Friday, March 1, 2024

May it be the last ever Bumiputera Economic Congress

Having attended many such Bumiputra-themed discourses that the current on-going Kongres Ekonomi Bumiputera did not motivate yours truly to attend. Judging from the attendance yesterday, UMNO Youth Chief looked juvenile for misunderstanding Ti Lian Ker's critique.  

The intention of KEB is towards a forward moving transformation, an economically independent Bumiputera, and not to replace NEP, which was soiled by Mahathir's greed and self serving motivation. The gut feel there will be the repeatedly disappointing same ole, same ole tune of "desak kerajaan", "minta kerajaan", and "kerajaan patut" this and that in the moulding of another Ibrahim Ali.  

KEB is supposed to be a discussion to bring forth issues and proposal from the participants. It will end up being the platform for EPU or certain government agencies to shove their plan and get the discourse to rubber stamp. 

What was discussed and proposed will be lost in the piles of papers and diverted to serve non-economic and sometimes self serving interest. 

Civil servants will do the planning and implementation with the same expected outcome. Talk is easy, planning can get done but it is the doing that usually slackened disastrously over the years. 

As usual the wrong person empowered to take charge and run programs. Same will happen with the proposed Bumiputera Land Corporation.     

The benefit usually not reach the lower social classes. Those with access will be the main beneficiaries. And the same leakage for the choicest expenditure for any programs to a collusion of politicians and civil servants. 

Maybe it is the very reason the 45 and below of age, which will constitute 65% of voters, will not attend this gathering of old folks and old school thinking.  

The attendance to such discourses is only full at the opening session when Ministers attend and the group sessions could only see few rows of people. 

Though not attending, the Bumiputera issue remained close to our heart. Thus we share few critical views of the Congress that need highlight. 

FMT column below: 

Anwar’s Bumi economic congress must focus on real issues

Setting out a specific Bumiputera economic agenda is unlikely to encourage Bumiputera entrepreneurship.

Free Malaysia Today

Rosli Khan - 29 Feb 2024, 7:00am

The time has come for Prime Minister Anwar Ibrahim and leaders of all Bumiputera-based parties, especially Umno, Bersatu, PAS and PKR, to be courageous and advocate the real issues when dealing with the role of Bumiputeras in the national economy.

First and foremost, they must ensure that henceforth, all aid and opportunities given to members of the country’s Bumiputera communities benefit only those in the B40 segment, who are living at the lowest levels of our society.

Properly devised, such aid must not be limited to Bumiputeras alone, but must reach all Malaysians in that stratum.

EXERCISE SET:
1. Answer these from the post on the Bumiputera Economic Congress:
(a) What share of voters will people aged 45 and below make up?
(b) Which proposed body does the post say will also end up with the wrong person in charge?
(c) According to the FMT column, which segment should all aid and opportunities benefit?
2. Write the next part of the post on the Bumiputera Economic Congress, picking up after its final sentence.
The lines have no connection to the post on the Bumiputera Economic Congress.

DATASET:
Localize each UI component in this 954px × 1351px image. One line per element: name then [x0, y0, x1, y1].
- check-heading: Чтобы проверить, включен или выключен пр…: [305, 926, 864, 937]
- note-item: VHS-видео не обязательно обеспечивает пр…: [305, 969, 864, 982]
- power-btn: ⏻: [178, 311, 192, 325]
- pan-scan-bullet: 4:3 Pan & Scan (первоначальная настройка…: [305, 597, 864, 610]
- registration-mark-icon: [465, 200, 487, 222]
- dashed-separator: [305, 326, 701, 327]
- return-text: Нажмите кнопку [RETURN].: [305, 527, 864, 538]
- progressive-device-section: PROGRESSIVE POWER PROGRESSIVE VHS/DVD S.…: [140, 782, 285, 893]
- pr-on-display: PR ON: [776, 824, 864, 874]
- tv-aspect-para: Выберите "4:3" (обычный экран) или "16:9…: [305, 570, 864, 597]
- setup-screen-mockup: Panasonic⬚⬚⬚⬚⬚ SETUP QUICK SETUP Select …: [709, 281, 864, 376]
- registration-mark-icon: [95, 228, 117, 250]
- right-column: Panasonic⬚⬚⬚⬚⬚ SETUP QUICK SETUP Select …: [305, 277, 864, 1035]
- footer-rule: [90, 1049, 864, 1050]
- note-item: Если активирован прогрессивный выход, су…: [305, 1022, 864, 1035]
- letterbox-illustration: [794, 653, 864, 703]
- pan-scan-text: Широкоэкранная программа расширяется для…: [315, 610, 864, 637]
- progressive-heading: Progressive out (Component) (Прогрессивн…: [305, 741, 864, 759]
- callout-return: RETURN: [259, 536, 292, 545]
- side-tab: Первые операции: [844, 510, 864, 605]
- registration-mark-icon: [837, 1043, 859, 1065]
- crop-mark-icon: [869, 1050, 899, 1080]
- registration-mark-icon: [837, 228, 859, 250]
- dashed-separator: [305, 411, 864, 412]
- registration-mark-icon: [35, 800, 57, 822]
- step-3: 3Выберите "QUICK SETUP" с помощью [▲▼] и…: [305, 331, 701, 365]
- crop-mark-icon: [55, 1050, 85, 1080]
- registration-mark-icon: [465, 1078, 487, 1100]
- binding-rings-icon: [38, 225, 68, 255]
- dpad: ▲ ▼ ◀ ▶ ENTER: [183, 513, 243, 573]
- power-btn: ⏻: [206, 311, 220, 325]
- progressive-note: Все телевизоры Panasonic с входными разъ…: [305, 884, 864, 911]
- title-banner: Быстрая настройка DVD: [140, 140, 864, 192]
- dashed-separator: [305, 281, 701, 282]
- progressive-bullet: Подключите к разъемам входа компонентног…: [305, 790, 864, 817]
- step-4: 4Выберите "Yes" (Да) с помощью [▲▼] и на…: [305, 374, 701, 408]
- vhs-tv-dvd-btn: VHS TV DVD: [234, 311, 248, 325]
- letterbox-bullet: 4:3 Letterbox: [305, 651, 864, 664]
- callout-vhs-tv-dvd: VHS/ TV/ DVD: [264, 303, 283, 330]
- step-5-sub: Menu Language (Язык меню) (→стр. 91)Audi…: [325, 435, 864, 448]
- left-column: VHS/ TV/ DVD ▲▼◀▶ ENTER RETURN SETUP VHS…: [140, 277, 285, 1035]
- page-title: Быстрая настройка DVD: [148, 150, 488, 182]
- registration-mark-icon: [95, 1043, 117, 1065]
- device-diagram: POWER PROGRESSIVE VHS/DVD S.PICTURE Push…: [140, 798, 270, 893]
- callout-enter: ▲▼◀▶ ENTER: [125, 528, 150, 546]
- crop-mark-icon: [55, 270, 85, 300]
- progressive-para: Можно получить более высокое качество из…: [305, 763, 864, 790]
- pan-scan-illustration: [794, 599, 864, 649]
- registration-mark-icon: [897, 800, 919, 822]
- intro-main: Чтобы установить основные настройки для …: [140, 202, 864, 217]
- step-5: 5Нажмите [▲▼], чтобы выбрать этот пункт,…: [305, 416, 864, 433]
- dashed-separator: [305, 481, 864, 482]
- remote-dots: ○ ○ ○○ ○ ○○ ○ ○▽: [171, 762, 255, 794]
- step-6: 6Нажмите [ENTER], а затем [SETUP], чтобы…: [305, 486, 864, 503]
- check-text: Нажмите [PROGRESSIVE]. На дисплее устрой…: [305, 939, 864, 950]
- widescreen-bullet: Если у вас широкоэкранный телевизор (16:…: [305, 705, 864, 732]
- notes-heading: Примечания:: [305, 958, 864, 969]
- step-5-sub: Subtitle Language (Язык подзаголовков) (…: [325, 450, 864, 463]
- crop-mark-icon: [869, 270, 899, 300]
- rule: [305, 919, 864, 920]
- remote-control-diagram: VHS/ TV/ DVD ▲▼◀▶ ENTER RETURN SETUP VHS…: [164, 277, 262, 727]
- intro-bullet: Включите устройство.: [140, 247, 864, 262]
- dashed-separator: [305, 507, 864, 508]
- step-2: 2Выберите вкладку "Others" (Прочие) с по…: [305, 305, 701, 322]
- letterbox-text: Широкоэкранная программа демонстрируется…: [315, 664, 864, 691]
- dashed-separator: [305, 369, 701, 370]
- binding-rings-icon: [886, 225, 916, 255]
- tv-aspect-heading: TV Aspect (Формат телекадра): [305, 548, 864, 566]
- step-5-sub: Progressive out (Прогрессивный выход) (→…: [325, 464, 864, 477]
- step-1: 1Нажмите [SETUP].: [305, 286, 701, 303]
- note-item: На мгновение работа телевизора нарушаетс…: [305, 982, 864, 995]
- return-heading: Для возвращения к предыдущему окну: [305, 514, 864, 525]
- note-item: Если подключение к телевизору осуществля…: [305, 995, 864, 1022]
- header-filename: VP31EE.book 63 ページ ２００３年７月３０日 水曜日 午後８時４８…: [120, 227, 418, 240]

EXERCISE RESULTS:
1.
(a) 65%
(b) The proposed Bumiputera Land Corporation
(c) The B40 segment

2.
Historically, educational initiatives that favoured Bumiputeras through English-medium residential boarding schools and ITM (now UiTM) had been successful in creating an educated Bumiputera class.

However, a shift to Bahasa Malaysia as the medium of instruction eventually led to Bumiputera graduates preferring government and GLC jobs over the private sector, contrary to the original intent.

Until recently, those jobs have been safe and secure, and the pay and perks they received have been quite rewarding.

Straying from their objectives

Unfortunately, over the years, these Bumiputera-controlled agencies and regulatory bodies have strayed from their objectives.

A number of them have quietly played a pivotal role in supporting non-Bumiputera private sector groups, allowing them to benefit instead of the Bumiputera business groups whose interests they were supposed to advance.

Such actions have not come without a cost. Corrupt practices within government agencies, including GLCs, have become widespread.

These often involve employees of these agencies entering into commission contracts, business partnerships and joint ventures that favour private sector entities rather than their own government-owned enterprises.

Over the years, Bumiputera-owned companies have entered numerous different ventures purportedly to assist rural Bumiputera folk.

Examples are abundant: independent power production (IPP) contracts, highway and mining concessions, oil and gas contracts, government land swaps, railway land development, and plantation land allocated by states to private sector companies.

The irony is that while the government languishes under a continued financial strain, with many of its GLCs reporting losses in their financial statements, their private sector partners appear to be doing well and amassing wealth.

True purpose

This raises fundamental questions about the true purpose and effectiveness of Bumiputera-controlled agencies.

Rather than fostering a robust economic environment for Bumiputera communities, these entities appear to be entangled in practices that benefit private sector interests, which in turn contributes to a widening wealth gap.

Let’s leave aside complaints of preferential treatment received by GLCs simply because they are Bumiputera-owned companies. That’s only a facade.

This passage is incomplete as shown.